◆ Set exercise:
Transcribe every line of the listing below without any deviation.

◆ Dataset rows:
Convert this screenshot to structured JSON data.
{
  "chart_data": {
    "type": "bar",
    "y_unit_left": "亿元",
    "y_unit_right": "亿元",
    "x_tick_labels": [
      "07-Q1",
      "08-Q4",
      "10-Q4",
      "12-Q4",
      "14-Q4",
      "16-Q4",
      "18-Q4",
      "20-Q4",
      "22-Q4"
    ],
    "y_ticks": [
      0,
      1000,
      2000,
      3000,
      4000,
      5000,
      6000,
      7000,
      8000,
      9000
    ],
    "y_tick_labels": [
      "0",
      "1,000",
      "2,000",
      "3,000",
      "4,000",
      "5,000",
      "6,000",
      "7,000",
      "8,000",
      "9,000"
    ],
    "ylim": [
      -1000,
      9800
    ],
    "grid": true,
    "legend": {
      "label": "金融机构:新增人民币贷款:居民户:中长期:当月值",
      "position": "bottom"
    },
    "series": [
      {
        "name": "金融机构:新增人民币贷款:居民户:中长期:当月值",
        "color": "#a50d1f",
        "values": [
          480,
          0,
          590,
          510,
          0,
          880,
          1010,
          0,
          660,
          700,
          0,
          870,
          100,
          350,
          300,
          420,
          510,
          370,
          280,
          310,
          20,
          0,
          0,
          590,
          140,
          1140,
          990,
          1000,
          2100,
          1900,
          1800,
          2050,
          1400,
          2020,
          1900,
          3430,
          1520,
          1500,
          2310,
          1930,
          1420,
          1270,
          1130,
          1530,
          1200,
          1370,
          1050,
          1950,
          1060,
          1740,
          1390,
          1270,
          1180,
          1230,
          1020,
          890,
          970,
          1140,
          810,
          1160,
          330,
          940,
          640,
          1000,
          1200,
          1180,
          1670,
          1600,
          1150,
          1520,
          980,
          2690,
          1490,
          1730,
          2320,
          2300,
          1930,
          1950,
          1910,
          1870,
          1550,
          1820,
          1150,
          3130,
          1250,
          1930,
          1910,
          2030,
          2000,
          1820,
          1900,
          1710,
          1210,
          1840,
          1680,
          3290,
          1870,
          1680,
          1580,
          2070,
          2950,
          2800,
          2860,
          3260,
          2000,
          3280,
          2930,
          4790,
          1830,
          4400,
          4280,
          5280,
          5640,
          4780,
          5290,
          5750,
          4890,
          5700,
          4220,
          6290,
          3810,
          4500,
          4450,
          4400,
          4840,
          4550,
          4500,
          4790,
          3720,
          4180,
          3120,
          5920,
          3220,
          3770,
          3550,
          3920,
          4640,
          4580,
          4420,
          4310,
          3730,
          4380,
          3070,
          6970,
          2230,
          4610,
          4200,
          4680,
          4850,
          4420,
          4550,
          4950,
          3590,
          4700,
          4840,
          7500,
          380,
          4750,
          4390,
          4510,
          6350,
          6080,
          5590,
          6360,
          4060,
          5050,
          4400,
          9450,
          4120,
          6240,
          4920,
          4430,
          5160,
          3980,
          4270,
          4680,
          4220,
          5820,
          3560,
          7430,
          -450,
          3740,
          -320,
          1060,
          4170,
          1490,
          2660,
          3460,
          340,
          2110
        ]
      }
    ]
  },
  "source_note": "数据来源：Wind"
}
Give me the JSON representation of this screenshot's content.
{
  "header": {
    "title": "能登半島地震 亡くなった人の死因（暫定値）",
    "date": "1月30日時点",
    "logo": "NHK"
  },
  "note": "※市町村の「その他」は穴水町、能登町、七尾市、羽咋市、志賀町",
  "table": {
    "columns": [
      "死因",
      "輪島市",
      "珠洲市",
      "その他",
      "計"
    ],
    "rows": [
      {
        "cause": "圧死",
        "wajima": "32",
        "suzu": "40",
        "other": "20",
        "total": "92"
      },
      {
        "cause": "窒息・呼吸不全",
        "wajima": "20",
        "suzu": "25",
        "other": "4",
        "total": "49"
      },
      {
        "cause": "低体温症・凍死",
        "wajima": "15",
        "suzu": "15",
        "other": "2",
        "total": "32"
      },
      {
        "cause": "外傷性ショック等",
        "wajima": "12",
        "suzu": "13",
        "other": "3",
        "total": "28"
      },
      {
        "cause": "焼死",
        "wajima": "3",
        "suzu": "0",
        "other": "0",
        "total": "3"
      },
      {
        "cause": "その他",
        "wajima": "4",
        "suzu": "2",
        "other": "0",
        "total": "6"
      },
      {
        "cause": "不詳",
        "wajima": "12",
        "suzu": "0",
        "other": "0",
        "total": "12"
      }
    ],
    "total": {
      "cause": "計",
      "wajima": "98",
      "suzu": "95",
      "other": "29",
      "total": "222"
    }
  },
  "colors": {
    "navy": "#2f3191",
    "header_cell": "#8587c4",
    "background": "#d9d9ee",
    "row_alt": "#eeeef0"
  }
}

◆ Task response:
Convert this screenshot to structured JSON data.
{
  "chart_data": {
    "type": "bar",
    "y_unit_left": "亿元",
    "y_unit_right": "亿元",
    "x_tick_labels": [
      "07-Q1",
      "08-Q4",
      "10-Q4",
      "12-Q4",
      "14-Q4",
      "16-Q4",
      "18-Q4",
      "20-Q4",
      "22-Q4"
    ],
    "y_ticks": [
      0,
      1000,
      2000,
      3000,
      4000,
      5000,
      6000,
      7000,
      8000,
      9000
    ],
    "y_tick_labels": [
      "0",
      "1,000",
      "2,000",
      "3,000",
      "4,000",
      "5,000",
      "6,000",
      "7,000",
      "8,000",
      "9,000"
    ],
    "ylim": [
      -1000,
      9800
    ],
    "grid": true,
    "legend": {
      "label": "金融机构:新增人民币贷款:居民户:中长期:当月值",
      "position": "bottom"
    },
    "series": [
      {
        "name": "金融机构:新增人民币贷款:居民户:中长期:当月值",
        "color": "#a50d1f",
        "values": [
          480,
          0,
          590,
          510,
          0,
          880,
          1010,
          0,
          660,
          700,
          0,
          870,
          100,
          350,
          300,
          420,
          510,
          370,
          280,
          310,
          20,
          0,
          0,
          590,
          140,
          1140,
          990,
          1000,
          2100,
          1900,
          1800,
          2050,
          1400,
          2020,
          1900,
          3430,
          1520,
          1500,
          2310,
          1930,
          1420,
          1270,
          1130,
          1530,
          1200,
          1370,
          1050,
          1950,
          1060,
          1740,
          1390,
          1270,
          1180,
          1230,
          1020,
          890,
          970,
          1140,
          810,
          1160,
          330,
          940,
          640,
          1000,
          1200,
          1180,
          1670,
          1600,
          1150,
          1520,
          980,
          2690,
          1490,
          1730,
          2320,
          2300,
          1930,
          1950,
          1910,
          1870,
          1550,
          1820,
          1150,
          3130,
          1250,
          1930,
          1910,
          2030,
          2000,
          1820,
          1900,
          1710,
          1210,
          1840,
          1680,
          3290,
          1870,
          1680,
          1580,
          2070,
          2950,
          2800,
          2860,
          3260,
          2000,
          3280,
          2930,
          4790,
          1830,
          4400,
          4280,
          5280,
          5640,
          4780,
          5290,
          5750,
          4890,
          5700,
          4220,
          6290,
          3810,
          4500,
          4450,
          4400,
          4840,
          4550,
          4500,
          4790,
          3720,
          4180,
          3120,
          5920,
          3220,
          3770,
          3550,
          3920,
          4640,
          4580,
          4420,
          4310,
          3730,
          4380,
          3070,
          6970,
          2230,
          4610,
          4200,
          4680,
          4850,
          4420,
          4550,
          4950,
          3590,
          4700,
          4840,
          7500,
          380,
          4750,
          4390,
          4510,
          6350,
          6080,
          5590,
          6360,
          4060,
          5050,
          4400,
          9450,
          4120,
          6240,
          4920,
          4430,
          5160,
          3980,
          4270,
          4680,
          4220,
          5820,
          3560,
          7430,
          -450,
          3740,
          -320,
          1060,
          4170,
          1490,
          2660,
          3460,
          340,
          2110
        ]
      }
    ]
  },
  "source_note": "数据来源：Wind"
}
Give me the JSON representation of this screenshot's content.
{
  "header": {
    "title": "能登半島地震 亡くなった人の死因（暫定値）",
    "date": "1月30日時点",
    "logo": "NHK"
  },
  "note": "※市町村の「その他」は穴水町、能登町、七尾市、羽咋市、志賀町",
  "table": {
    "columns": [
      "死因",
      "輪島市",
      "珠洲市",
      "その他",
      "計"
    ],
    "rows": [
      {
        "cause": "圧死",
        "wajima": "32",
        "suzu": "40",
        "other": "20",
        "total": "92"
      },
      {
        "cause": "窒息・呼吸不全",
        "wajima": "20",
        "suzu": "25",
        "other": "4",
        "total": "49"
      },
      {
        "cause": "低体温症・凍死",
        "wajima": "15",
        "suzu": "15",
        "other": "2",
        "total": "32"
      },
      {
        "cause": "外傷性ショック等",
        "wajima": "12",
        "suzu": "13",
        "other": "3",
        "total": "28"
      },
      {
        "cause": "焼死",
        "wajima": "3",
        "suzu": "0",
        "other": "0",
        "total": "3"
      },
      {
        "cause": "その他",
        "wajima": "4",
        "suzu": "2",
        "other": "0",
        "total": "6"
      },
      {
        "cause": "不詳",
        "wajima": "12",
        "suzu": "0",
        "other": "0",
        "total": "12"
      }
    ],
    "total": {
      "cause": "計",
      "wajima": "98",
      "suzu": "95",
      "other": "29",
      "total": "222"
    }
  },
  "colors": {
    "navy": "#2f3191",
    "header_cell": "#8587c4",
    "background": "#d9d9ee",
    "row_alt": "#eeeef0"
  }
}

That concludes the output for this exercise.